- RECORDS SHOWN
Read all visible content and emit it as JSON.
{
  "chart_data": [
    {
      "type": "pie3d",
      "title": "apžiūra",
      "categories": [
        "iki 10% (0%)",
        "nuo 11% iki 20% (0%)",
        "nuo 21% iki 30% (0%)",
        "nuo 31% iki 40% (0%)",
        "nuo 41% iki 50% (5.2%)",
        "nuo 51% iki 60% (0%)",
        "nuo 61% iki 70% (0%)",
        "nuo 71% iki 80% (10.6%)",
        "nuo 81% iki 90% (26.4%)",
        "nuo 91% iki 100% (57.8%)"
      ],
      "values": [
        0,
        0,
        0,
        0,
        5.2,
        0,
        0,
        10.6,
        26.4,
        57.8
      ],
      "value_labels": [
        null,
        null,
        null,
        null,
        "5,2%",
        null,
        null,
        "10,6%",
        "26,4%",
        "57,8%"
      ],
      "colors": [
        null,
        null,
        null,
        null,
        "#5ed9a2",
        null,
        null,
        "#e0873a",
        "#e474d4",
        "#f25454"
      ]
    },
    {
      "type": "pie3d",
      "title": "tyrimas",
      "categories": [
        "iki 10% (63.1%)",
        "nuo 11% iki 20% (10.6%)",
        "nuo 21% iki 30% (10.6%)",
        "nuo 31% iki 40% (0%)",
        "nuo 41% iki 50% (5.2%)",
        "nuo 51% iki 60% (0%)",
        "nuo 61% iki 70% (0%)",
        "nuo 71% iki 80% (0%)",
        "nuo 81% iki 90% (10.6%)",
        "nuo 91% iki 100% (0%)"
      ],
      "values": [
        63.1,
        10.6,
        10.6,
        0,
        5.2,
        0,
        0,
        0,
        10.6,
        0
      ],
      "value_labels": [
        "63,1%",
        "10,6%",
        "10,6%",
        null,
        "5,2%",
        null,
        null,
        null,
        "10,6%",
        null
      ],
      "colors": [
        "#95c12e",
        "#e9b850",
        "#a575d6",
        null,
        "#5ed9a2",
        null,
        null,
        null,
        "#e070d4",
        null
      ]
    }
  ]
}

- EXERCISE DIRECTIONS
Give back the whole listing, word for word.

- COMPLETED EXERCISE
Read all visible content and emit it as JSON.
{
  "chart_data": [
    {
      "type": "pie3d",
      "title": "apžiūra",
      "categories": [
        "iki 10% (0%)",
        "nuo 11% iki 20% (0%)",
        "nuo 21% iki 30% (0%)",
        "nuo 31% iki 40% (0%)",
        "nuo 41% iki 50% (5.2%)",
        "nuo 51% iki 60% (0%)",
        "nuo 61% iki 70% (0%)",
        "nuo 71% iki 80% (10.6%)",
        "nuo 81% iki 90% (26.4%)",
        "nuo 91% iki 100% (57.8%)"
      ],
      "values": [
        0,
        0,
        0,
        0,
        5.2,
        0,
        0,
        10.6,
        26.4,
        57.8
      ],
      "value_labels": [
        null,
        null,
        null,
        null,
        "5,2%",
        null,
        null,
        "10,6%",
        "26,4%",
        "57,8%"
      ],
      "colors": [
        null,
        null,
        null,
        null,
        "#5ed9a2",
        null,
        null,
        "#e0873a",
        "#e474d4",
        "#f25454"
      ]
    },
    {
      "type": "pie3d",
      "title": "tyrimas",
      "categories": [
        "iki 10% (63.1%)",
        "nuo 11% iki 20% (10.6%)",
        "nuo 21% iki 30% (10.6%)",
        "nuo 31% iki 40% (0%)",
        "nuo 41% iki 50% (5.2%)",
        "nuo 51% iki 60% (0%)",
        "nuo 61% iki 70% (0%)",
        "nuo 71% iki 80% (0%)",
        "nuo 81% iki 90% (10.6%)",
        "nuo 91% iki 100% (0%)"
      ],
      "values": [
        63.1,
        10.6,
        10.6,
        0,
        5.2,
        0,
        0,
        0,
        10.6,
        0
      ],
      "value_labels": [
        "63,1%",
        "10,6%",
        "10,6%",
        null,
        "5,2%",
        null,
        null,
        null,
        "10,6%",
        null
      ],
      "colors": [
        "#95c12e",
        "#e9b850",
        "#a575d6",
        null,
        "#5ed9a2",
        null,
        null,
        null,
        "#e070d4",
        null
      ]
    }
  ]
}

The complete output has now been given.